### DATA SUPPLIED:
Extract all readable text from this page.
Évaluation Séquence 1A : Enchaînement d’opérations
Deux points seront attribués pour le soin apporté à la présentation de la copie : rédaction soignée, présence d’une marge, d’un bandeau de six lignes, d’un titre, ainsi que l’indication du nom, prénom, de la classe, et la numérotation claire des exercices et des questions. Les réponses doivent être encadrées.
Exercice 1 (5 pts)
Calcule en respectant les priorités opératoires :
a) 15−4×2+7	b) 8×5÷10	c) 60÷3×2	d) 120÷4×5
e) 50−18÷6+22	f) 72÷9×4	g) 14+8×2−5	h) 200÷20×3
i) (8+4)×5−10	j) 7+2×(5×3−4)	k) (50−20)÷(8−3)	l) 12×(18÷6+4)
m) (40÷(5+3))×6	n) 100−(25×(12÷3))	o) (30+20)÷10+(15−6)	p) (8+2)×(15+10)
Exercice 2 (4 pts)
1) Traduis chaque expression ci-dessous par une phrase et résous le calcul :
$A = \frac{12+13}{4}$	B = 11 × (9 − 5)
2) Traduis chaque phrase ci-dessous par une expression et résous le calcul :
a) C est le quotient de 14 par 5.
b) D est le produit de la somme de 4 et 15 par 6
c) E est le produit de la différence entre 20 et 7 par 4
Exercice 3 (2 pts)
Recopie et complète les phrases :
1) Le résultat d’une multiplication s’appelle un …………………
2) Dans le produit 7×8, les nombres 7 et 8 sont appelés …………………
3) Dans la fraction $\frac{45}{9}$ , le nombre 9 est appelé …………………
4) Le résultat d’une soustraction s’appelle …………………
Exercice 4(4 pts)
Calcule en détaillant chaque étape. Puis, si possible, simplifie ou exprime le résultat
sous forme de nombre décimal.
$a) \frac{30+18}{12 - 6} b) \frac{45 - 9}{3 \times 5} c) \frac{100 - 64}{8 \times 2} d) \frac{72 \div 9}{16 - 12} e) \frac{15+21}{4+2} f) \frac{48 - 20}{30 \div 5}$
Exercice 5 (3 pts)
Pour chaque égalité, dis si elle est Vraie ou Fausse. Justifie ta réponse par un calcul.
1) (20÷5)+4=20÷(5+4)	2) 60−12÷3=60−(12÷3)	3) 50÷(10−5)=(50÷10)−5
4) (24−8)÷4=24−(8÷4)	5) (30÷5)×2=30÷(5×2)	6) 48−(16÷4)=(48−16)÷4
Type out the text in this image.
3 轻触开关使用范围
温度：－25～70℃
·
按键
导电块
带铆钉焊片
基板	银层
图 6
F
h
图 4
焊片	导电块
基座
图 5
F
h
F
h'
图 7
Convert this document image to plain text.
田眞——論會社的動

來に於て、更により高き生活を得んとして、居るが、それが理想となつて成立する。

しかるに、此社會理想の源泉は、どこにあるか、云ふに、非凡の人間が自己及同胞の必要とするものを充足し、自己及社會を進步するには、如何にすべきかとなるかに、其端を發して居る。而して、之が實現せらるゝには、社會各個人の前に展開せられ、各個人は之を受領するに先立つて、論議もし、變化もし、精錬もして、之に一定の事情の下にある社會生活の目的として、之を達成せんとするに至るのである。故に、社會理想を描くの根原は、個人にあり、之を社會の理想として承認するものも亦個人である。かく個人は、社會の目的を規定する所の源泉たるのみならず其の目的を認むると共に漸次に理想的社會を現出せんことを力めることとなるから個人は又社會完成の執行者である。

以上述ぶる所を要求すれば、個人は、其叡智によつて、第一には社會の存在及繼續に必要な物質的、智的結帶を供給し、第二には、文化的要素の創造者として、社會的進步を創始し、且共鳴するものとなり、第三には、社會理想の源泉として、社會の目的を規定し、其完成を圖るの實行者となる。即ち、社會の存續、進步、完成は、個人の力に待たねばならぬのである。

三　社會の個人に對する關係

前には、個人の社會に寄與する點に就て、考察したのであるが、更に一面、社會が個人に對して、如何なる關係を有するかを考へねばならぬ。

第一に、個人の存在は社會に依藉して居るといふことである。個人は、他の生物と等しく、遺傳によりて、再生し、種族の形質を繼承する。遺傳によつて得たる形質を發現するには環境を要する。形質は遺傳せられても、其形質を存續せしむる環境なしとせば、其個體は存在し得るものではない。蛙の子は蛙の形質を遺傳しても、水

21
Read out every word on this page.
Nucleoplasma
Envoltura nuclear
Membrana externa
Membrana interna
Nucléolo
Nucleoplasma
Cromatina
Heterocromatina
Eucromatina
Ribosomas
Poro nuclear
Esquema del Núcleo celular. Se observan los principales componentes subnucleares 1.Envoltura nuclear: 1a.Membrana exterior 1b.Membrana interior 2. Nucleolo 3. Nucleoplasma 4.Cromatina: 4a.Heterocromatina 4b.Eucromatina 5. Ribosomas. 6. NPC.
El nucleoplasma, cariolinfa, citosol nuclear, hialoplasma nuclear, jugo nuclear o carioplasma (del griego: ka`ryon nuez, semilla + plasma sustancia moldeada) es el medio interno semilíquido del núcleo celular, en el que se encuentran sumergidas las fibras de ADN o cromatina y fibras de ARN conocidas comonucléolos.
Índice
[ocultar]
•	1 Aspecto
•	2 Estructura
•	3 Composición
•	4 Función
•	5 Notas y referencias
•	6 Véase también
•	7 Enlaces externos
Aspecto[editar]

### GOAL:
Write out each line of the data above again, exactly as given.

### ANSWER FOR THIS EXERCISE:
Extract all readable text from this page.
Évaluation Séquence 1A : Enchaînement d’opérations
Deux points seront attribués pour le soin apporté à la présentation de la copie : rédaction soignée, présence d’une marge, d’un bandeau de six lignes, d’un titre, ainsi que l’indication du nom, prénom, de la classe, et la numérotation claire des exercices et des questions. Les réponses doivent être encadrées.
Exercice 1 (5 pts)
Calcule en respectant les priorités opératoires :
a) 15−4×2+7	b) 8×5÷10	c) 60÷3×2	d) 120÷4×5
e) 50−18÷6+22	f) 72÷9×4	g) 14+8×2−5	h) 200÷20×3
i) (8+4)×5−10	j) 7+2×(5×3−4)	k) (50−20)÷(8−3)	l) 12×(18÷6+4)
m) (40÷(5+3))×6	n) 100−(25×(12÷3))	o) (30+20)÷10+(15−6)	p) (8+2)×(15+10)
Exercice 2 (4 pts)
1) Traduis chaque expression ci-dessous par une phrase et résous le calcul :
$A = \frac{12+13}{4}$	B = 11 × (9 − 5)
2) Traduis chaque phrase ci-dessous par une expression et résous le calcul :
a) C est le quotient de 14 par 5.
b) D est le produit de la somme de 4 et 15 par 6
c) E est le produit de la différence entre 20 et 7 par 4
Exercice 3 (2 pts)
Recopie et complète les phrases :
1) Le résultat d’une multiplication s’appelle un …………………
2) Dans le produit 7×8, les nombres 7 et 8 sont appelés …………………
3) Dans la fraction $\frac{45}{9}$ , le nombre 9 est appelé …………………
4) Le résultat d’une soustraction s’appelle …………………
Exercice 4(4 pts)
Calcule en détaillant chaque étape. Puis, si possible, simplifie ou exprime le résultat
sous forme de nombre décimal.
$a) \frac{30+18}{12 - 6} b) \frac{45 - 9}{3 \times 5} c) \frac{100 - 64}{8 \times 2} d) \frac{72 \div 9}{16 - 12} e) \frac{15+21}{4+2} f) \frac{48 - 20}{30 \div 5}$
Exercice 5 (3 pts)
Pour chaque égalité, dis si elle est Vraie ou Fausse. Justifie ta réponse par un calcul.
1) (20÷5)+4=20÷(5+4)	2) 60−12÷3=60−(12÷3)	3) 50÷(10−5)=(50÷10)−5
4) (24−8)÷4=24−(8÷4)	5) (30÷5)×2=30÷(5×2)	6) 48−(16÷4)=(48−16)÷4
Type out the text in this image.
3 轻触开关使用范围
温度：－25～70℃
·
按键
导电块
带铆钉焊片
基板	银层
图 6
F
h
图 4
焊片	导电块
基座
图 5
F
h
F
h'
图 7
Convert this document image to plain text.
田眞——論會社的動

來に於て、更により高き生活を得んとして、居るが、それが理想となつて成立する。

しかるに、此社會理想の源泉は、どこにあるか、云ふに、非凡の人間が自己及同胞の必要とするものを充足し、自己及社會を進步するには、如何にすべきかとなるかに、其端を發して居る。而して、之が實現せらるゝには、社會各個人の前に展開せられ、各個人は之を受領するに先立つて、論議もし、變化もし、精錬もして、之に一定の事情の下にある社會生活の目的として、之を達成せんとするに至るのである。故に、社會理想を描くの根原は、個人にあり、之を社會の理想として承認するものも亦個人である。かく個人は、社會の目的を規定する所の源泉たるのみならず其の目的を認むると共に漸次に理想的社會を現出せんことを力めることとなるから個人は又社會完成の執行者である。

以上述ぶる所を要求すれば、個人は、其叡智によつて、第一には社會の存在及繼續に必要な物質的、智的結帶を供給し、第二には、文化的要素の創造者として、社會的進步を創始し、且共鳴するものとなり、第三には、社會理想の源泉として、社會の目的を規定し、其完成を圖るの實行者となる。即ち、社會の存續、進步、完成は、個人の力に待たねばならぬのである。

三　社會の個人に對する關係

前には、個人の社會に寄與する點に就て、考察したのであるが、更に一面、社會が個人に對して、如何なる關係を有するかを考へねばならぬ。

第一に、個人の存在は社會に依藉して居るといふことである。個人は、他の生物と等しく、遺傳によりて、再生し、種族の形質を繼承する。遺傳によつて得たる形質を發現するには環境を要する。形質は遺傳せられても、其形質を存續せしむる環境なしとせば、其個體は存在し得るものではない。蛙の子は蛙の形質を遺傳しても、水

21
Read out every word on this page.
Nucleoplasma
Envoltura nuclear
Membrana externa
Membrana interna
Nucléolo
Nucleoplasma
Cromatina
Heterocromatina
Eucromatina
Ribosomas
Poro nuclear
Esquema del Núcleo celular. Se observan los principales componentes subnucleares 1.Envoltura nuclear: 1a.Membrana exterior 1b.Membrana interior 2. Nucleolo 3. Nucleoplasma 4.Cromatina: 4a.Heterocromatina 4b.Eucromatina 5. Ribosomas. 6. NPC.
El nucleoplasma, cariolinfa, citosol nuclear, hialoplasma nuclear, jugo nuclear o carioplasma (del griego: ka`ryon nuez, semilla + plasma sustancia moldeada) es el medio interno semilíquido del núcleo celular, en el que se encuentran sumergidas las fibras de ADN o cromatina y fibras de ARN conocidas comonucléolos.
Índice
[ocultar]
•	1 Aspecto
•	2 Estructura
•	3 Composición
•	4 Función
•	5 Notas y referencias
•	6 Véase también
•	7 Enlaces externos
Aspecto[editar]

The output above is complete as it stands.